Pick out the lines in the listing below that contain the word "Entertainment" and copy them.

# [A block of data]
------------------------------------------------------------

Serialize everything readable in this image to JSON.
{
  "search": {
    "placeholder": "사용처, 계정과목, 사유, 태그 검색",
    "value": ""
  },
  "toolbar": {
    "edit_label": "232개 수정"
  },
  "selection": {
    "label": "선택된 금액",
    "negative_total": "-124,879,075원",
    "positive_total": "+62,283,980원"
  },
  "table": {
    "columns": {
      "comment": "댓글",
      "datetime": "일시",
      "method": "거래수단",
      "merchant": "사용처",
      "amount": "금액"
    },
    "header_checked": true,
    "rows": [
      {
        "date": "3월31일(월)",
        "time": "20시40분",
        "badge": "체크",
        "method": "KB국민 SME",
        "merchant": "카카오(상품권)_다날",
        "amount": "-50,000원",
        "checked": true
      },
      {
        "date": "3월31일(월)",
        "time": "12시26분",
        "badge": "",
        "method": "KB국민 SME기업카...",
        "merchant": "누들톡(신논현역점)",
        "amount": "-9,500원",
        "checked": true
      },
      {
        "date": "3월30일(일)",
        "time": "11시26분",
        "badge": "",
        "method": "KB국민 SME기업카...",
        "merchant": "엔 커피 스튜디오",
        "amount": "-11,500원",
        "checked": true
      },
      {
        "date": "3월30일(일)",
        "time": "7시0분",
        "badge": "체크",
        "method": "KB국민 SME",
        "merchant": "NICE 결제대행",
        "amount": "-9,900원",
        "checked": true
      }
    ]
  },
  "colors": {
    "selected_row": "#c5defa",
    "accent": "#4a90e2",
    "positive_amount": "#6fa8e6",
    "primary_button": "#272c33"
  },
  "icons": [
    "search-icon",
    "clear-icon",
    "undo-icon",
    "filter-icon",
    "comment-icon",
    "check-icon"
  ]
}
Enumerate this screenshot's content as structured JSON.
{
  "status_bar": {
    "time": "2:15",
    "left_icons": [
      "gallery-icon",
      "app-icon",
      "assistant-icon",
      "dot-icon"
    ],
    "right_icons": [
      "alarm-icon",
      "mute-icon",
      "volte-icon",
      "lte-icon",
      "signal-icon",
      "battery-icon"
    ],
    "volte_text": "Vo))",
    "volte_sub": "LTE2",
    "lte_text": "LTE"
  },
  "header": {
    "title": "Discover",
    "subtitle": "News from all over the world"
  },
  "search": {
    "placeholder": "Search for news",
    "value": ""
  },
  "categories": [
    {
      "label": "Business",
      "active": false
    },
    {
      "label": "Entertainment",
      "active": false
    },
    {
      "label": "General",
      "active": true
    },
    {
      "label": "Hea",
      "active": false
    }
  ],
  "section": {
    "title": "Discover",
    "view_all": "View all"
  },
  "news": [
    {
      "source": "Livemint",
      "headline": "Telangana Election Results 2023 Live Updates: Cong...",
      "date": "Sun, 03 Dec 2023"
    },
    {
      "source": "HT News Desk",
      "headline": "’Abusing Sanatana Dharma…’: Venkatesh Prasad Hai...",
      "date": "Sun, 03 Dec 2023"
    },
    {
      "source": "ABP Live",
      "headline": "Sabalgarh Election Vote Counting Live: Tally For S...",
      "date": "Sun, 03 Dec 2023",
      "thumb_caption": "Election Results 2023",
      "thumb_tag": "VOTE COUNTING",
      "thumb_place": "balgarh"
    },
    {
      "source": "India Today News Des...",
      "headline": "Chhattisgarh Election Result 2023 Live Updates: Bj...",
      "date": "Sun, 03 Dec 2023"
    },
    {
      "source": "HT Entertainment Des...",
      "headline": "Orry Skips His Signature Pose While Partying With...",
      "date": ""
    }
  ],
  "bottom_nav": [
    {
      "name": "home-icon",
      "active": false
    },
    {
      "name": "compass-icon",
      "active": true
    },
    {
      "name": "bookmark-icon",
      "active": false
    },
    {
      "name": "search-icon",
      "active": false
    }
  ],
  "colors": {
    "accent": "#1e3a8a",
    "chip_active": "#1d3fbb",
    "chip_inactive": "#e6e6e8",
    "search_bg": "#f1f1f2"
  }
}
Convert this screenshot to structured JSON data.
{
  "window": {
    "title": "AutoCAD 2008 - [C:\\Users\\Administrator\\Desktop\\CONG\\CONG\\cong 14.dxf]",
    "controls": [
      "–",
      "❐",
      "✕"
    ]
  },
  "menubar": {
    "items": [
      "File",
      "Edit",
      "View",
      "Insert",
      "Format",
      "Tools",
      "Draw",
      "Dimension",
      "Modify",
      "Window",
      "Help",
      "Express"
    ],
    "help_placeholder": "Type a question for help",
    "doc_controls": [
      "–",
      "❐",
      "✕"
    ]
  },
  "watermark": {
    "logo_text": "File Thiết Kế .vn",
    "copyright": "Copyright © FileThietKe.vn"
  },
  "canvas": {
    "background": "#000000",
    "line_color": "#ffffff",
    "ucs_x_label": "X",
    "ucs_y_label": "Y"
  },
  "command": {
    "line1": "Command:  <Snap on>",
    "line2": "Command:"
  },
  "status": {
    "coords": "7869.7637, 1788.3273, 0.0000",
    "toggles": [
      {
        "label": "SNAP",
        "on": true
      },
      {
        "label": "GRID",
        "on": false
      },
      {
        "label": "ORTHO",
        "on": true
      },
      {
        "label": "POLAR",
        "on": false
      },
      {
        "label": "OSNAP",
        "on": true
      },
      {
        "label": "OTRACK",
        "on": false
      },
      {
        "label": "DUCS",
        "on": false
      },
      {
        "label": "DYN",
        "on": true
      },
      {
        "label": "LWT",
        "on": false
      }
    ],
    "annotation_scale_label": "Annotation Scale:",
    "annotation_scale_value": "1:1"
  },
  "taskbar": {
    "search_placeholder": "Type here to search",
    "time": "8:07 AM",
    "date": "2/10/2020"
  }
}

------------------------------------------------------------

# [OUTPUT]
      "label": "Entertainment",
      "source": "HT Entertainment Des...",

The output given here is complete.